**Exercise directions**
Print the entries below word for word; the pictures stay out of your copy.

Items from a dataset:

--- Start ---

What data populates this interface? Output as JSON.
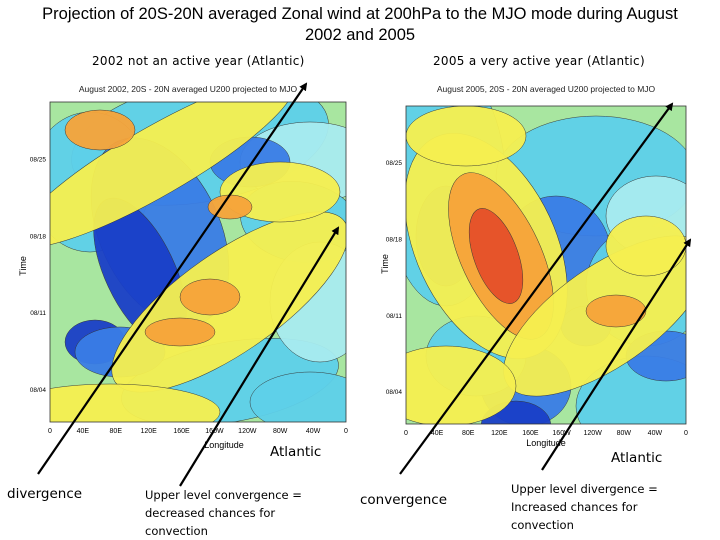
{
  "slide": {
    "title_line1": "Projection of 20S-20N averaged Zonal wind at 200hPa to the MJO mode during August",
    "title_line2": "2002 and 2005"
  },
  "subtitles": {
    "left": "2002 not an active year (Atlantic)",
    "right": "2005 a very active year (Atlantic)"
  },
  "annotations": {
    "atlantic_left": "Atlantic",
    "atlantic_right": "Atlantic",
    "divergence": "divergence",
    "upper_conv_line1": "Upper level convergence =",
    "upper_conv_line2": "decreased chances for",
    "upper_conv_line3": "convection",
    "convergence": "convergence",
    "upper_div_line1": "Upper level divergence =",
    "upper_div_line2": "Increased chances for",
    "upper_div_line3": "convection"
  },
  "colors": {
    "blue_dark": "#1a3fc8",
    "blue": "#3a7de6",
    "cyan": "#5ed0ea",
    "light_cyan": "#a8ecf0",
    "green": "#a8e6a0",
    "yellow": "#f6f050",
    "orange": "#f7a43a",
    "red": "#e6502a"
  },
  "chart_data": [
    {
      "type": "heatmap",
      "title": "August 2002, 20S - 20N averaged U200 projected to MJO",
      "xlabel": "Longitude",
      "ylabel": "Time",
      "x_ticks": [
        "0",
        "40E",
        "80E",
        "120E",
        "160E",
        "160W",
        "120W",
        "80W",
        "40W",
        "0"
      ],
      "y_ticks": [
        "08/04",
        "08/11",
        "08/18",
        "08/25"
      ]
    },
    {
      "type": "heatmap",
      "title": "August 2005, 20S - 20N averaged U200 projected to MJO",
      "xlabel": "Longitude",
      "ylabel": "Time",
      "x_ticks": [
        "0",
        "40E",
        "80E",
        "120E",
        "160E",
        "160W",
        "120W",
        "80W",
        "40W",
        "0"
      ],
      "y_ticks": [
        "08/04",
        "08/11",
        "08/18",
        "08/25"
      ]
    }
  ]
}
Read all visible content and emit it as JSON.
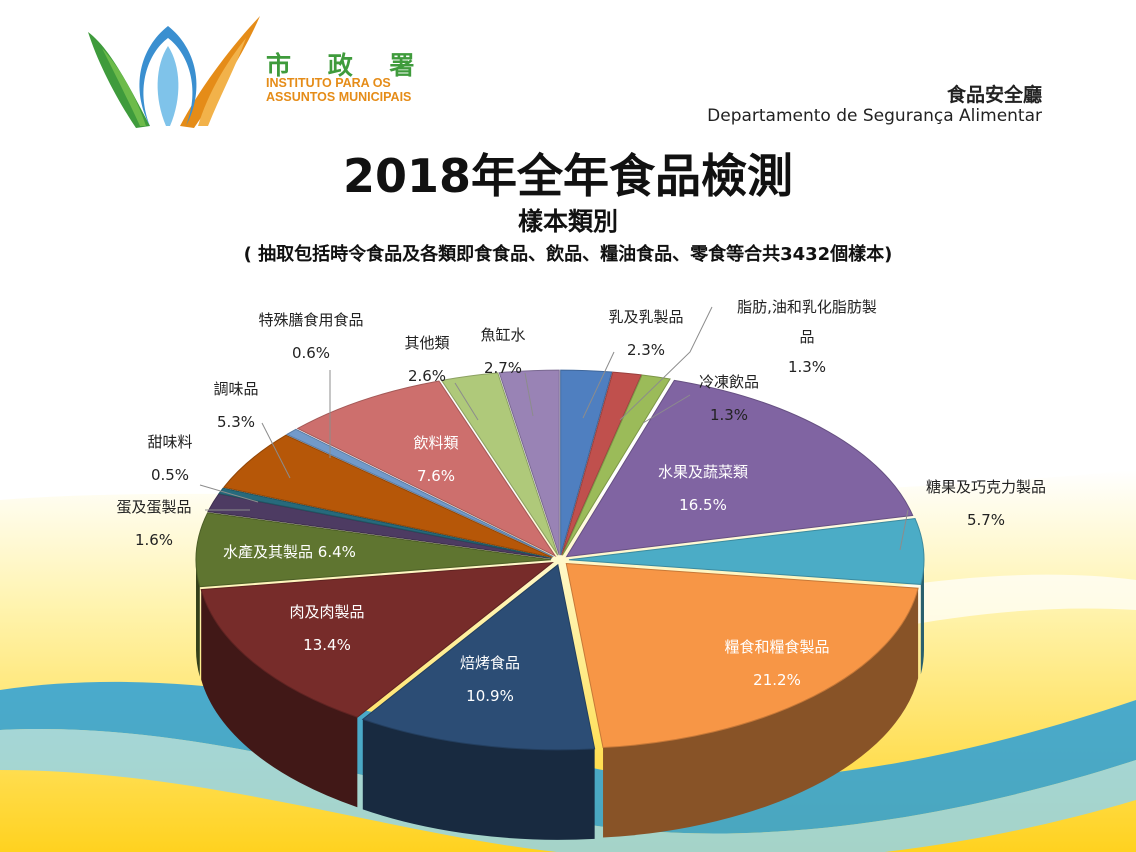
{
  "header": {
    "logo_chinese": "市 政 署",
    "logo_portuguese_line1": "INSTITUTO PARA OS",
    "logo_portuguese_line2": "ASSUNTOS MUNICIPAIS",
    "department_chinese": "食品安全廳",
    "department_portuguese": "Departamento de Segurança Alimentar"
  },
  "colors": {
    "logo_green": "#3f9b3c",
    "logo_orange": "#e58c18",
    "logo_blue": "#3a8fd0",
    "background_yellow": "#ffd62a",
    "background_blue": "#1a9ad8"
  },
  "chart_data": {
    "type": "pie",
    "title": "2018年全年食品檢測",
    "subtitle": "樣本類別",
    "note": "( 抽取包括時令食品及各類即食食品、飲品、糧油食品、零食等合共3432個樣本)",
    "slices": [
      {
        "label": "乳及乳製品",
        "value_text": "2.3%",
        "value": 2.3,
        "color": "#4f7fc0"
      },
      {
        "label": "脂肪,油和乳化脂肪製品",
        "value_text": "1.3%",
        "value": 1.3,
        "color": "#c0504d"
      },
      {
        "label": "冷凍飲品",
        "value_text": "1.3%",
        "value": 1.3,
        "color": "#9bbb59"
      },
      {
        "label": "水果及蔬菜類",
        "value_text": "16.5%",
        "value": 16.5,
        "color": "#8064a2"
      },
      {
        "label": "糖果及巧克力製品",
        "value_text": "5.7%",
        "value": 5.7,
        "color": "#4bacc6"
      },
      {
        "label": "糧食和糧食製品",
        "value_text": "21.2%",
        "value": 21.2,
        "color": "#f79646"
      },
      {
        "label": "焙烤食品",
        "value_text": "10.9%",
        "value": 10.9,
        "color": "#2c4d75"
      },
      {
        "label": "肉及肉製品",
        "value_text": "13.4%",
        "value": 13.4,
        "color": "#772c2a"
      },
      {
        "label": "水產及其製品",
        "value_text": "6.4%",
        "value": 6.4,
        "color": "#5f7530"
      },
      {
        "label": "蛋及蛋製品",
        "value_text": "1.6%",
        "value": 1.6,
        "color": "#4d3b62"
      },
      {
        "label": "甜味料",
        "value_text": "0.5%",
        "value": 0.5,
        "color": "#276a7c"
      },
      {
        "label": "調味品",
        "value_text": "5.3%",
        "value": 5.3,
        "color": "#b65708"
      },
      {
        "label": "特殊膳食用食品",
        "value_text": "0.6%",
        "value": 0.6,
        "color": "#729aca"
      },
      {
        "label": "飲料類",
        "value_text": "7.6%",
        "value": 7.6,
        "color": "#cd6f6d"
      },
      {
        "label": "其他類",
        "value_text": "2.6%",
        "value": 2.6,
        "color": "#afc97a"
      },
      {
        "label": "魚缸水",
        "value_text": "2.7%",
        "value": 2.7,
        "color": "#9983b5"
      }
    ]
  }
}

--- End ---

**Task response**
What data populates this interface? Output as JSON.
{
  "slide": {
    "title_line1": "Projection of 20S-20N averaged Zonal wind at 200hPa to the MJO mode during August",
    "title_line2": "2002 and 2005"
  },
  "subtitles": {
    "left": "2002 not an active year (Atlantic)",
    "right": "2005 a very active year (Atlantic)"
  },
  "annotations": {
    "atlantic_left": "Atlantic",
    "atlantic_right": "Atlantic",
    "divergence": "divergence",
    "upper_conv_line1": "Upper level convergence =",
    "upper_conv_line2": "decreased chances for",
    "upper_conv_line3": "convection",
    "convergence": "convergence",
    "upper_div_line1": "Upper level divergence =",
    "upper_div_line2": "Increased chances for",
    "upper_div_line3": "convection"
  },
  "colors": {
    "blue_dark": "#1a3fc8",
    "blue": "#3a7de6",
    "cyan": "#5ed0ea",
    "light_cyan": "#a8ecf0",
    "green": "#a8e6a0",
    "yellow": "#f6f050",
    "orange": "#f7a43a",
    "red": "#e6502a"
  },
  "chart_data": [
    {
      "type": "heatmap",
      "title": "August 2002, 20S - 20N averaged U200 projected to MJO",
      "xlabel": "Longitude",
      "ylabel": "Time",
      "x_ticks": [
        "0",
        "40E",
        "80E",
        "120E",
        "160E",
        "160W",
        "120W",
        "80W",
        "40W",
        "0"
      ],
      "y_ticks": [
        "08/04",
        "08/11",
        "08/18",
        "08/25"
      ]
    },
    {
      "type": "heatmap",
      "title": "August 2005, 20S - 20N averaged U200 projected to MJO",
      "xlabel": "Longitude",
      "ylabel": "Time",
      "x_ticks": [
        "0",
        "40E",
        "80E",
        "120E",
        "160E",
        "160W",
        "120W",
        "80W",
        "40W",
        "0"
      ],
      "y_ticks": [
        "08/04",
        "08/11",
        "08/18",
        "08/25"
      ]
    }
  ]
}
Read all visible content and emit it as JSON.
{
  "header": {
    "logo_chinese": "市 政 署",
    "logo_portuguese_line1": "INSTITUTO PARA OS",
    "logo_portuguese_line2": "ASSUNTOS MUNICIPAIS",
    "department_chinese": "食品安全廳",
    "department_portuguese": "Departamento de Segurança Alimentar"
  },
  "colors": {
    "logo_green": "#3f9b3c",
    "logo_orange": "#e58c18",
    "logo_blue": "#3a8fd0",
    "background_yellow": "#ffd62a",
    "background_blue": "#1a9ad8"
  },
  "chart_data": {
    "type": "pie",
    "title": "2018年全年食品檢測",
    "subtitle": "樣本類別",
    "note": "( 抽取包括時令食品及各類即食食品、飲品、糧油食品、零食等合共3432個樣本)",
    "slices": [
      {
        "label": "乳及乳製品",
        "value_text": "2.3%",
        "value": 2.3,
        "color": "#4f7fc0"
      },
      {
        "label": "脂肪,油和乳化脂肪製品",
        "value_text": "1.3%",
        "value": 1.3,
        "color": "#c0504d"
      },
      {
        "label": "冷凍飲品",
        "value_text": "1.3%",
        "value": 1.3,
        "color": "#9bbb59"
      },
      {
        "label": "水果及蔬菜類",
        "value_text": "16.5%",
        "value": 16.5,
        "color": "#8064a2"
      },
      {
        "label": "糖果及巧克力製品",
        "value_text": "5.7%",
        "value": 5.7,
        "color": "#4bacc6"
      },
      {
        "label": "糧食和糧食製品",
        "value_text": "21.2%",
        "value": 21.2,
        "color": "#f79646"
      },
      {
        "label": "焙烤食品",
        "value_text": "10.9%",
        "value": 10.9,
        "color": "#2c4d75"
      },
      {
        "label": "肉及肉製品",
        "value_text": "13.4%",
        "value": 13.4,
        "color": "#772c2a"
      },
      {
        "label": "水產及其製品",
        "value_text": "6.4%",
        "value": 6.4,
        "color": "#5f7530"
      },
      {
        "label": "蛋及蛋製品",
        "value_text": "1.6%",
        "value": 1.6,
        "color": "#4d3b62"
      },
      {
        "label": "甜味料",
        "value_text": "0.5%",
        "value": 0.5,
        "color": "#276a7c"
      },
      {
        "label": "調味品",
        "value_text": "5.3%",
        "value": 5.3,
        "color": "#b65708"
      },
      {
        "label": "特殊膳食用食品",
        "value_text": "0.6%",
        "value": 0.6,
        "color": "#729aca"
      },
      {
        "label": "飲料類",
        "value_text": "7.6%",
        "value": 7.6,
        "color": "#cd6f6d"
      },
      {
        "label": "其他類",
        "value_text": "2.6%",
        "value": 2.6,
        "color": "#afc97a"
      },
      {
        "label": "魚缸水",
        "value_text": "2.7%",
        "value": 2.7,
        "color": "#9983b5"
      }
    ]
  }
}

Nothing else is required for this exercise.